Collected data
########

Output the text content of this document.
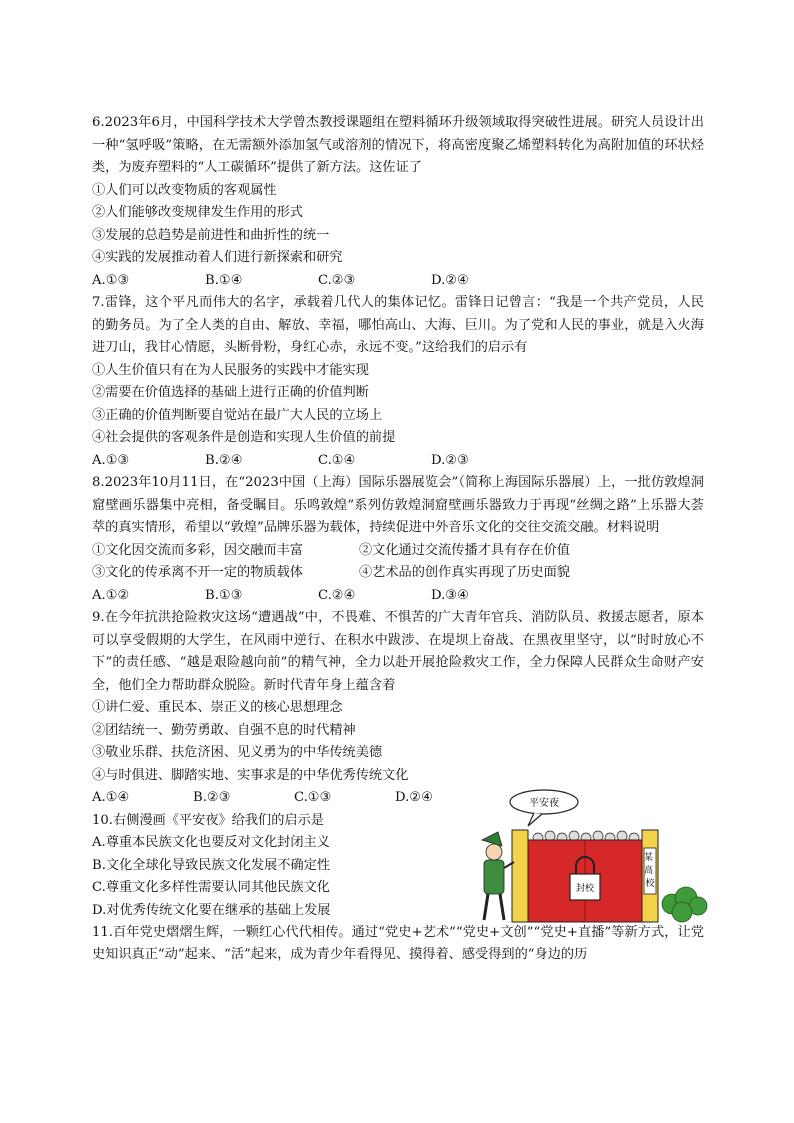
6.2023年6月，中国科学技术大学曾杰教授课题组在塑料循环升级领域取得突破性进展。研究人员设计出一种“氢呼吸”策略，在无需额外添加氢气或溶剂的情况下，将高密度聚乙烯塑料转化为高附加值的环状烃类，为废弃塑料的“人工碳循环”提供了新方法。这佐证了

①人们可以改变物质的客观属性

②人们能够改变规律发生作用的形式

③发展的总趋势是前进性和曲折性的统一

④实践的发展推动着人们进行新探索和研究

A.①③	B.①④	C.②③	D.②④

7.雷锋，这个平凡而伟大的名字，承载着几代人的集体记忆。雷锋日记曾言：“我是一个共产党员，人民的勤务员。为了全人类的自由、解放、幸福，哪怕高山、大海、巨川。为了党和人民的事业，就是入火海进刀山，我甘心情愿，头断骨粉，身红心赤，永远不变。”这给我们的启示有

①人生价值只有在为人民服务的实践中才能实现

②需要在价值选择的基础上进行正确的价值判断

③正确的价值判断要自觉站在最广大人民的立场上

④社会提供的客观条件是创造和实现人生价值的前提

A.①③	B.②④	C.①④	D.②③

8.2023年10月11日，在“2023中国（上海）国际乐器展览会”（简称上海国际乐器展）上，一批仿敦煌洞窟壁画乐器集中亮相，备受瞩目。乐鸣敦煌”系列仿敦煌洞窟壁画乐器致力于再现“丝绸之路”上乐器大荟萃的真实情形，希望以“敦煌”品牌乐器为载体，持续促进中外音乐文化的交往交流交融。材料说明

①文化因交流而多彩，因交融而丰富	②文化通过交流传播才具有存在价值
③文化的传承离不开一定的物质载体	④艺术品的创作真实再现了历史面貌
A.①②	B.①③	C.②④	D.③④

9.在今年抗洪抢险救灾这场“遭遇战”中，不畏难、不惧苦的广大青年官兵、消防队员、救援志愿者，原本可以享受假期的大学生，在风雨中逆行、在积水中跋涉、在堤坝上奋战、在黑夜里坚守，以“时时放心不下”的责任感、“越是艰险越向前”的精气神，全力以赴开展抢险救灾工作，全力保障人民群众生命财产安全，他们全力帮助群众脱险。新时代青年身上蕴含着

①讲仁爱、重民本、崇正义的核心思想理念

②团结统一、勤劳勇敢、自强不息的时代精神

③敬业乐群、扶危济困、见义勇为的中华传统美德

④与时俱进、脚踏实地、实事求是的中华优秀传统文化

A.①④	B.②③	C.①③	D.②④

10.右侧漫画《平安夜》给我们的启示是

A.尊重本民族文化也要反对文化封闭主义

B.文化全球化导致民族文化发展不确定性

C.尊重文化多样性需要认同其他民族文化

D.对优秀传统文化要在继承的基础上发展

平安夜
某 高 校
封校

11.百年党史熠熠生辉，一颗红心代代相传。通过“党史+艺术”“党史+文创”“党史+直播”等新方式，让党史知识真正“动”起来、“活”起来，成为青少年看得见、摸得着、感受得到的“身边的历
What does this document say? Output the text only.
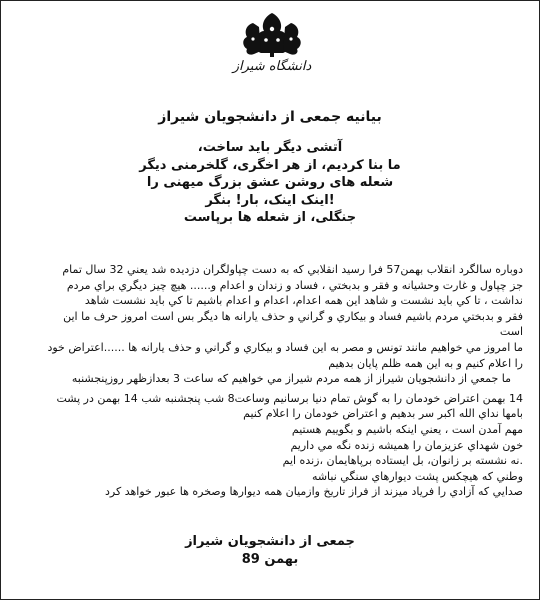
دانشگاه شیراز
بیانیه جمعی از دانشجویان شیراز
آتشی دیگر باید ساخت،
ما بنا کردیم، از هر اخگری، گلخرمنی دیگر
شعله های روشن عشق بزرگ میهنی را
!اینک اینک، بار! بنگر
جنگلی، از شعله ها برپاست
دوباره سالگرد انقلاب بهمن57 فرا رسید انقلابي که به دست چپاولگران دزديده شد يعني 32 سال تمام
جز چپاول و غارت وحشيانه و فقر و بدبختي ، فساد و زندان و اعدام و...... هيچ چيز ديگري براي مردم
نداشت ، تا کي بايد نشست و شاهد اين همه اعدام، اعدام و اعدام باشيم تا کي بايد نشست شاهد
فقر و بدبختي مردم باشيم فساد و بيکاري و گراني و حذف يارانه ها ديگر بس است امروز حرف ما اين
است
ما امروز مي خواهيم مانند تونس و مصر به اين فساد و بيکاري و گراني و حذف يارانه ها ......اعتراض خود
را اعلام کنيم و به اين همه ظلم پايان بدهيم
ما جمعي از دانشجويان شيراز از همه مردم شيراز مي خواهيم که ساعت 3 بعدازظهر روزپنجشنبه
14 بهمن اعتراض خودمان را به گوش تمام دنيا برسانيم وساعت8 شب پنجشنبه شب 14 بهمن در پشت
بامها نداي الله اکبر سر بدهيم و اعتراض خودمان را اعلام کنيم
مهم آمدن است ، يعني اينکه باشيم و بگوييم هستيم
خون شهداي عزيزمان را هميشه زنده نگه مي داريم
.نه نشسته بر زانوان، بل ايستاده برپاهايمان ،زنده ايم
وطني که هيچکس پشت ديوارهاي سنگي نباشه
صدايي که آزادي را فرياد ميزند از فراز تاريخ وازميان همه ديوارها وصخره ها عبور خواهد کرد
جمعی از دانشجویان شیراز
بهمن 89
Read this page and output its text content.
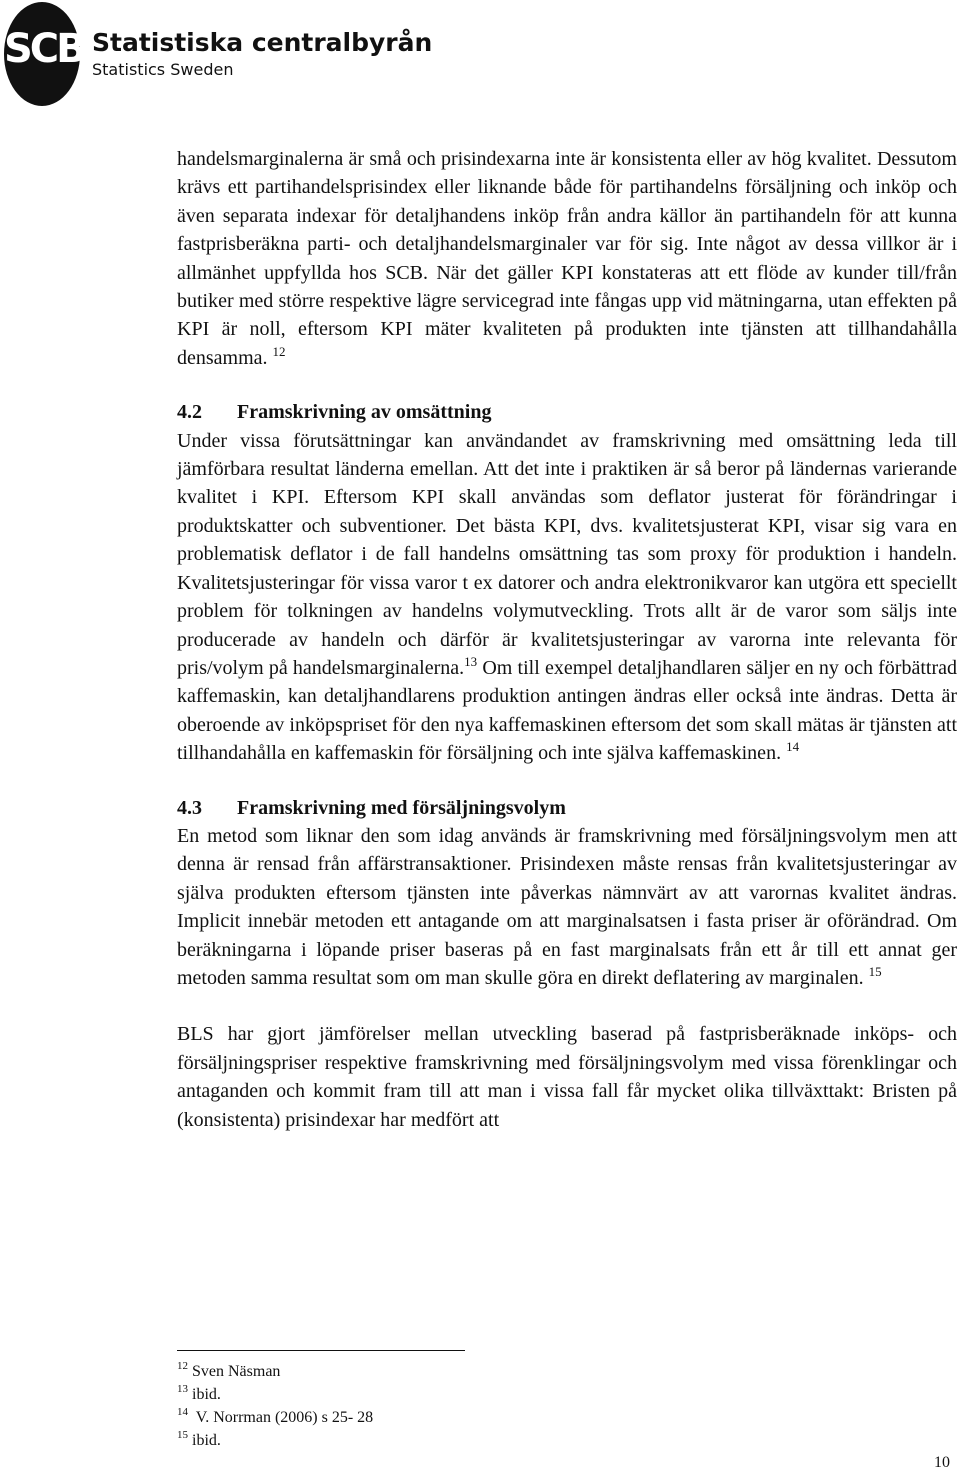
SCB Statistiska centralbyrån
Statistics Sweden

handelsmarginalerna är små och prisindexarna inte är konsistenta eller av hög kvalitet. Dessutom krävs ett partihandelsprisindex eller liknande både för partihandelns försäljning och inköp och även separata indexar för detaljhandens inköp från andra källor än partihandeln för att kunna fastprisberäkna parti- och detaljhandelsmarginaler var för sig. Inte något av dessa villkor är i allmänhet uppfyllda hos SCB. När det gäller KPI konstateras att ett flöde av kunder till/från butiker med större respektive lägre servicegrad inte fångas upp vid mätningarna, utan effekten på KPI är noll, eftersom KPI mäter kvaliteten på produkten inte tjänsten att tillhandahålla densamma. $^{12}$

4.2 Framskrivning av omsättning

Under vissa förutsättningar kan användandet av framskrivning med omsättning leda till jämförbara resultat länderna emellan. Att det inte i praktiken är så beror på ländernas varierande kvalitet i KPI. Eftersom KPI skall användas som deflator justerat för förändringar i produktskatter och subventioner. Det bästa KPI, dvs. kvalitetsjusterat KPI, visar sig vara en problematisk deflator i de fall handelns omsättning tas som proxy för produktion i handeln. Kvalitetsjusteringar för vissa varor t ex datorer och andra elektronikvaror kan utgöra ett speciellt problem för tolkningen av handelns volymutveckling. Trots allt är de varor som säljs inte producerade av handeln och därför är kvalitetsjusteringar av varorna inte relevanta för pris/volym på handelsmarginalerna.$^{13}$ Om till exempel detaljhandlaren säljer en ny och förbättrad kaffemaskin, kan detaljhandlarens produktion antingen ändras eller också inte ändras. Detta är oberoende av inköpspriset för den nya kaffemaskinen eftersom det som skall mätas är tjänsten att tillhandahålla en kaffemaskin för försäljning och inte själva kaffemaskinen. $^{14}$

4.3 Framskrivning med försäljningsvolym

En metod som liknar den som idag används är framskrivning med försäljningsvolym men att denna är rensad från affärstransaktioner. Prisindexen måste rensas från kvalitetsjusteringar av själva produkten eftersom tjänsten inte påverkas nämnvärt av att varornas kvalitet ändras. Implicit innebär metoden ett antagande om att marginalsatsen i fasta priser är oförändrad. Om beräkningarna i löpande priser baseras på en fast marginalsats från ett år till ett annat ger metoden samma resultat som om man skulle göra en direkt deflatering av marginalen. $^{15}$

BLS har gjort jämförelser mellan utveckling baserad på fastprisberäknade inköps- och försäljningspriser respektive framskrivning med försäljningsvolym med vissa förenklingar och antaganden och kommit fram till att man i vissa fall får mycket olika tillväxttakt: Bristen på (konsistenta) prisindexar har medfört att

$^{12}$ Sven Näsman
$^{13}$ ibid.
$^{14}$ V. Norrman (2006) s 25- 28
$^{15}$ ibid.
10
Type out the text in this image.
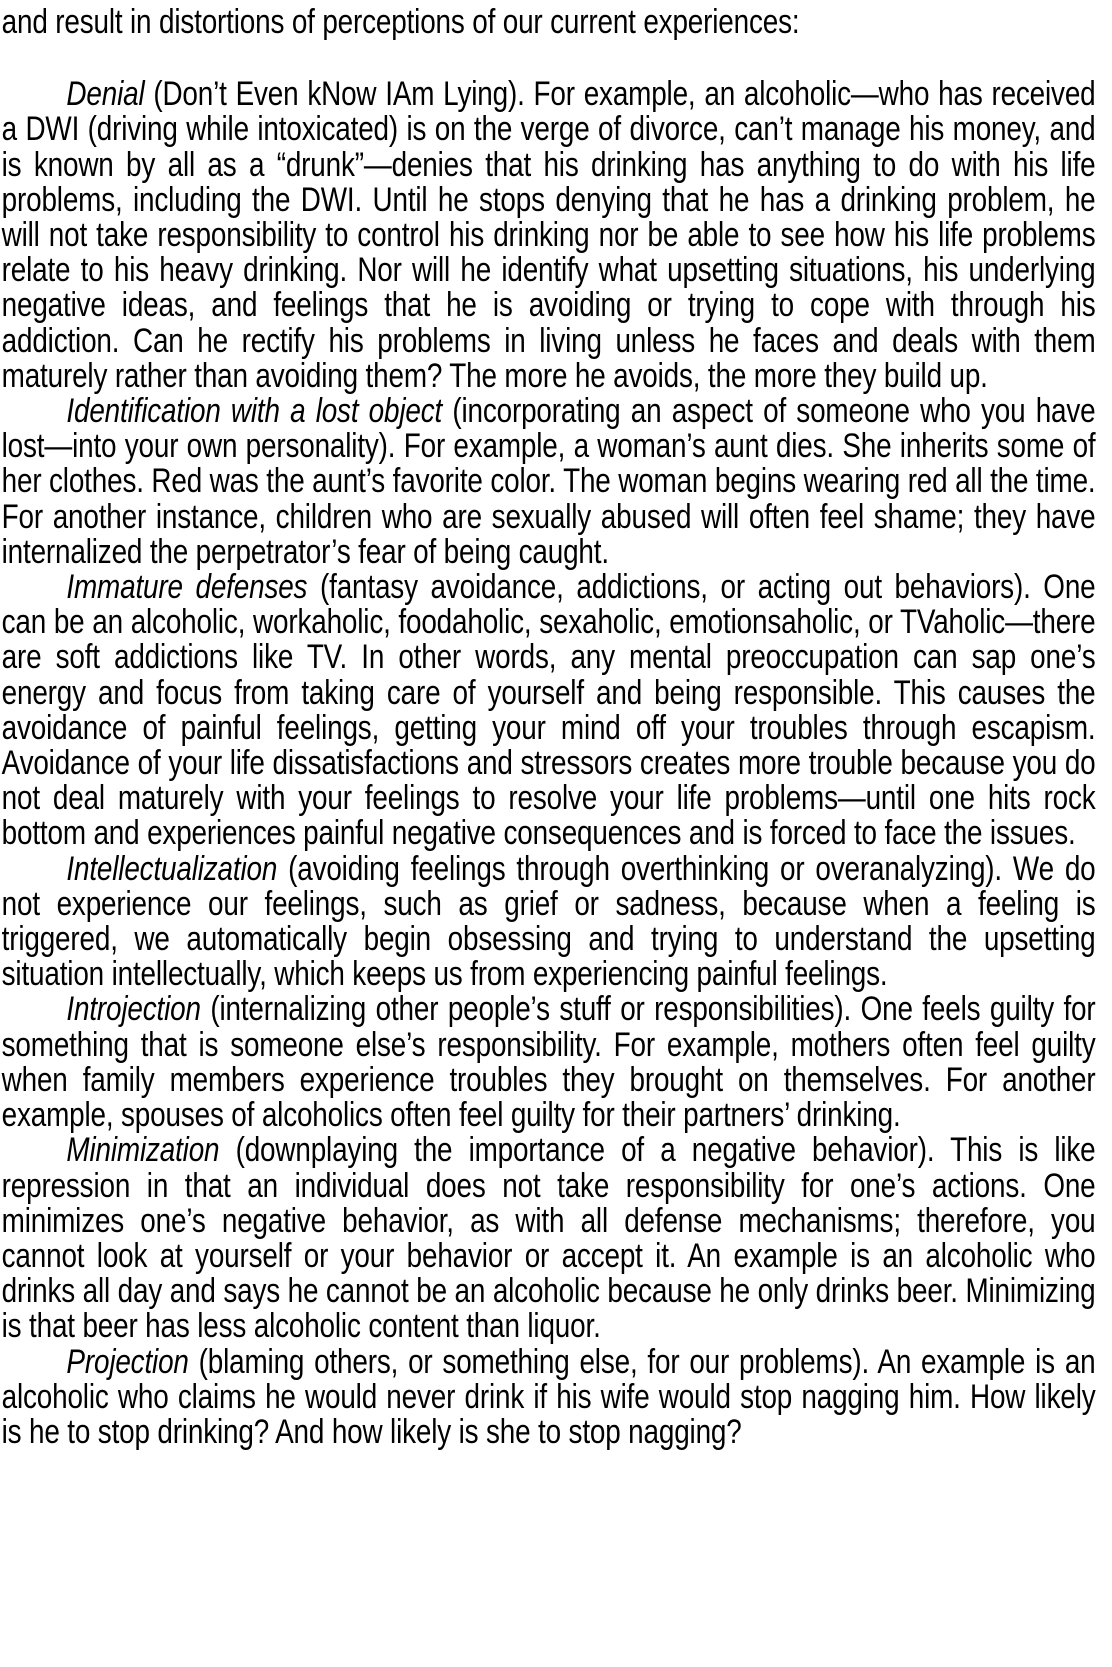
and result in distortions of perceptions of our current experiences:

Denial (Don’t Even kNow IAm Lying). For example, an alcoholic—who has received a DWI (driving while intoxicated) is on the verge of divorce, can’t manage his money, and is known by all as a “drunk”—denies that his drinking has anything to do with his life problems, including the DWI. Until he stops denying that he has a drinking problem, he will not take responsibility to control his drinking nor be able to see how his life problems relate to his heavy drinking. Nor will he identify what upsetting situations, his underlying negative ideas, and feelings that he is avoiding or trying to cope with through his addiction. Can he rectify his problems in living unless he faces and deals with them maturely rather than avoiding them? The more he avoids, the more they build up.

Identification with a lost object (incorporating an aspect of someone who you have lost—into your own personality). For example, a woman’s aunt dies. She inherits some of her clothes. Red was the aunt’s favorite color. The woman begins wearing red all the time. For another instance, children who are sexually abused will often feel shame; they have internalized the perpetrator’s fear of being caught.

Immature defenses (fantasy avoidance, addictions, or acting out behaviors). One can be an alcoholic, workaholic, foodaholic, sexaholic, emotionsaholic, or TVaholic—there are soft addictions like TV. In other words, any mental preoccupation can sap one’s energy and focus from taking care of yourself and being responsible. This causes the avoidance of painful feelings, getting your mind off your troubles through escapism. Avoidance of your life dissatisfactions and stressors creates more trouble because you do not deal maturely with your feelings to resolve your life problems—until one hits rock bottom and experiences painful negative consequences and is forced to face the issues.

Intellectualization (avoiding feelings through overthinking or overanalyzing). We do not experience our feelings, such as grief or sadness, because when a feeling is triggered, we automatically begin obsessing and trying to understand the upsetting situation intellectually, which keeps us from experiencing painful feelings.

Introjection (internalizing other people’s stuff or responsibilities). One feels guilty for something that is someone else’s responsibility. For example, mothers often feel guilty when family members experience troubles they brought on themselves. For another example, spouses of alcoholics often feel guilty for their partners’ drinking.

Minimization (downplaying the importance of a negative behavior). This is like repression in that an individual does not take responsibility for one’s actions. One minimizes one’s negative behavior, as with all defense mechanisms; therefore, you cannot look at yourself or your behavior or accept it. An example is an alcoholic who drinks all day and says he cannot be an alcoholic because he only drinks beer. Minimizing is that beer has less alcoholic content than liquor.

Projection (blaming others, or something else, for our problems). An example is an alcoholic who claims he would never drink if his wife would stop nagging him. How likely is he to stop drinking? And how likely is she to stop nagging?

########

EXERCISE OBJECTIVE >> Your task is to pick out every line with the string "شعله" and copy it.

SOLUTION TO THIS TASK >>
شعله های روشن عشق بزرگ میهنی را
جنگلی، از شعله ها برپاست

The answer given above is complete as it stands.